Lo que se pide: Prosigue el texto sobre el fallo del Tribunal Superior en el caso de Julian a partir de su última oración.
:: Texto dado
Lo que fue realmente chocante el viernes pasado fue que los jueces del Tribunal Superior –Lord Burnett y Lord Justice Timothy Holroyde, que leyeron sus palabras– no mostraron ninguna duda en enviar a Julian a la muerte, vivo o no. No ofrecieron ninguna atenuación, ni sugirieron que hubieran considerado la legalidad o incluso la moralidad básica.

Su fallo a favor, por no decir en nombre de Estados Unidos, se basa directamente en «garantías» transparentemente fraudulentas, reunidas por el gobierno de Biden cuando parecía que la justicia podría prevalecer en enero.
::::
:: Ítems proporcionados
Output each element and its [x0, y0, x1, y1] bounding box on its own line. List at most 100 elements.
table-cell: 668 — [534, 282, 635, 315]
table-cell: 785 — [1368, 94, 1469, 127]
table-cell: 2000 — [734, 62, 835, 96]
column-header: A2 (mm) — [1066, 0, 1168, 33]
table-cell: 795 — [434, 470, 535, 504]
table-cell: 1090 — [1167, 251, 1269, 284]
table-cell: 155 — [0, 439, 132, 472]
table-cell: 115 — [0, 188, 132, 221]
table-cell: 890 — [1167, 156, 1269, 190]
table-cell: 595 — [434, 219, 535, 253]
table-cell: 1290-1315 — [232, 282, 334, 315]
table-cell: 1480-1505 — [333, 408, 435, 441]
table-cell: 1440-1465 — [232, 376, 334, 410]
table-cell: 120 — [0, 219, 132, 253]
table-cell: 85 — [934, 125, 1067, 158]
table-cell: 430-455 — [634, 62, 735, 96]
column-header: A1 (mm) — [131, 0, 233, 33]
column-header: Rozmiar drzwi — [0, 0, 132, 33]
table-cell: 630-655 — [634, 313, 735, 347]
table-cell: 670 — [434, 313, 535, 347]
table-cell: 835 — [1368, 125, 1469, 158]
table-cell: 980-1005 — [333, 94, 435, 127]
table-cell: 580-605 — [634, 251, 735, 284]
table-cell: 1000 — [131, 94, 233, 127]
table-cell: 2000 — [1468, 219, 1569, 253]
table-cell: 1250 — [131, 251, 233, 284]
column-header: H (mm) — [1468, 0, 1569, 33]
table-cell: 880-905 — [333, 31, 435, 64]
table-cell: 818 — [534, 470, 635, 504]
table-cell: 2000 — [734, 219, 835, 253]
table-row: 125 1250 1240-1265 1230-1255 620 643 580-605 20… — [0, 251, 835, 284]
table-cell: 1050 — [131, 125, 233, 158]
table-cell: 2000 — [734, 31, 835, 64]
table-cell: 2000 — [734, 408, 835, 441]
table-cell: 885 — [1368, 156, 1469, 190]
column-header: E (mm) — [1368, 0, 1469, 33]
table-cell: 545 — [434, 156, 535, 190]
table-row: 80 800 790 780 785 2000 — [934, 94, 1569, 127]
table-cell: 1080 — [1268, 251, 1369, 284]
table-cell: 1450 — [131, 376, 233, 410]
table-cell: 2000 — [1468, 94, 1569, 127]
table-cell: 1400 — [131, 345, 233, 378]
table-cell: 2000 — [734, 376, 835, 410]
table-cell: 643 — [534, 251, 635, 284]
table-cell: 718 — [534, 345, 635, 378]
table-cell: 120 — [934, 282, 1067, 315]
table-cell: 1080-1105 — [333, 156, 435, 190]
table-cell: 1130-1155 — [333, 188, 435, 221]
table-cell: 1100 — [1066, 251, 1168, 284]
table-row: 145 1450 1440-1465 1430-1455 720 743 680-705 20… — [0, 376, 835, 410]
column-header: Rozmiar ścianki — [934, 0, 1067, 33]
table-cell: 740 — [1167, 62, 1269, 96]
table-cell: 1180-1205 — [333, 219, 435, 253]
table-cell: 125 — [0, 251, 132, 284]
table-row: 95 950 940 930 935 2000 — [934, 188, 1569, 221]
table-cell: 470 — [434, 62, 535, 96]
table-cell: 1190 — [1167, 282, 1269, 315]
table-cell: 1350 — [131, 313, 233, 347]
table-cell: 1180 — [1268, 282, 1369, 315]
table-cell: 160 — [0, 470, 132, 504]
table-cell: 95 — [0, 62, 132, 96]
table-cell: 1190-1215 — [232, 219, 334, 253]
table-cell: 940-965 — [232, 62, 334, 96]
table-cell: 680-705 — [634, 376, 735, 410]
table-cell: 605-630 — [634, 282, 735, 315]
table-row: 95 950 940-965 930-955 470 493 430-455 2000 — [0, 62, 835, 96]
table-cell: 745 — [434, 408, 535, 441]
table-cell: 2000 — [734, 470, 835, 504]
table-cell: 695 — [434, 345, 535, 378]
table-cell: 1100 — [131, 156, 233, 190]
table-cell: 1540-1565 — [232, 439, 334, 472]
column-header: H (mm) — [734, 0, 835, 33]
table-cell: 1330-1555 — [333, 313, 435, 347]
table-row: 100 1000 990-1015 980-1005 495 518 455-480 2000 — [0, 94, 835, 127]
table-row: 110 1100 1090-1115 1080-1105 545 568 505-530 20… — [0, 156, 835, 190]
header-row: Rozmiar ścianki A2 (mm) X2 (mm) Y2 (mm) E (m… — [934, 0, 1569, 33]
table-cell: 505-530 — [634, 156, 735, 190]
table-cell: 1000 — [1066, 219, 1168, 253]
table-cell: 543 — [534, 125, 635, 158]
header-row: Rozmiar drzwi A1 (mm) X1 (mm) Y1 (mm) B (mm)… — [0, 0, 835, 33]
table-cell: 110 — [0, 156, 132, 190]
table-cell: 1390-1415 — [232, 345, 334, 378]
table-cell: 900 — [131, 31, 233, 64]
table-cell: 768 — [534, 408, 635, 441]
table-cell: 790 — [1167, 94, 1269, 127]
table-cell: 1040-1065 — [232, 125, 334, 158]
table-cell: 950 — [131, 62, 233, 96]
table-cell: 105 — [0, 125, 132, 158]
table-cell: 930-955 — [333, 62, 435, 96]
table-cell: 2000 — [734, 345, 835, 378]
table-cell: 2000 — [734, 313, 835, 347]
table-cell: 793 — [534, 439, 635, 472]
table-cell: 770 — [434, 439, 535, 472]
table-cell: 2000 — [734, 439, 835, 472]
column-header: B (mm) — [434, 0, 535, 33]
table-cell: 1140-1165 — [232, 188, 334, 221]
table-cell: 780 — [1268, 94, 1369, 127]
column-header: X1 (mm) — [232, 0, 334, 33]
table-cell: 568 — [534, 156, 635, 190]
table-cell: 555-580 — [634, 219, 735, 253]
::::
Respuesta a la tarea:
Estas «garantías» son que, una vez bajo custodia estadounidense, Assange no será sometido a las orwellianas SAMS –Medidas Administrativas Especiales–, que lo convertirían en una persona sin personalidad; que no será encarcelado en ADX Florence, una prisión de Colorado condenada desde hace tiempo por juristas y grupos de derechos humanos como ilegal: «un pozo de castigo y desaparición»; que puede ser trasladado a una prisión australiana para terminar allí su condena.

Lo absurdo de esto radica en lo que los jueces omitieron decir. Al ofrecer sus «seguridades», Estados Unidos se reserva el derecho de no garantizar ninguna promesa hecha en el tribunal si Assange hace algo que desagrade a sus carceleros. En otras palabras, como ha señalado Amnistía, se reserva el derecho de romper cualquier promesa, o todas ellas.

Hay abundantes ejemplos de que Estados Unidos ha hecho precisamente eso. Como reveló el periodista de investigación Richard Medhurst el mes pasado, David Mendoza Herrarte fue extraditado de España a Estados Unidos con la «promesa» de que cumpliría su condena en España. Los tribunales españoles lo consideraron una condición vinculante.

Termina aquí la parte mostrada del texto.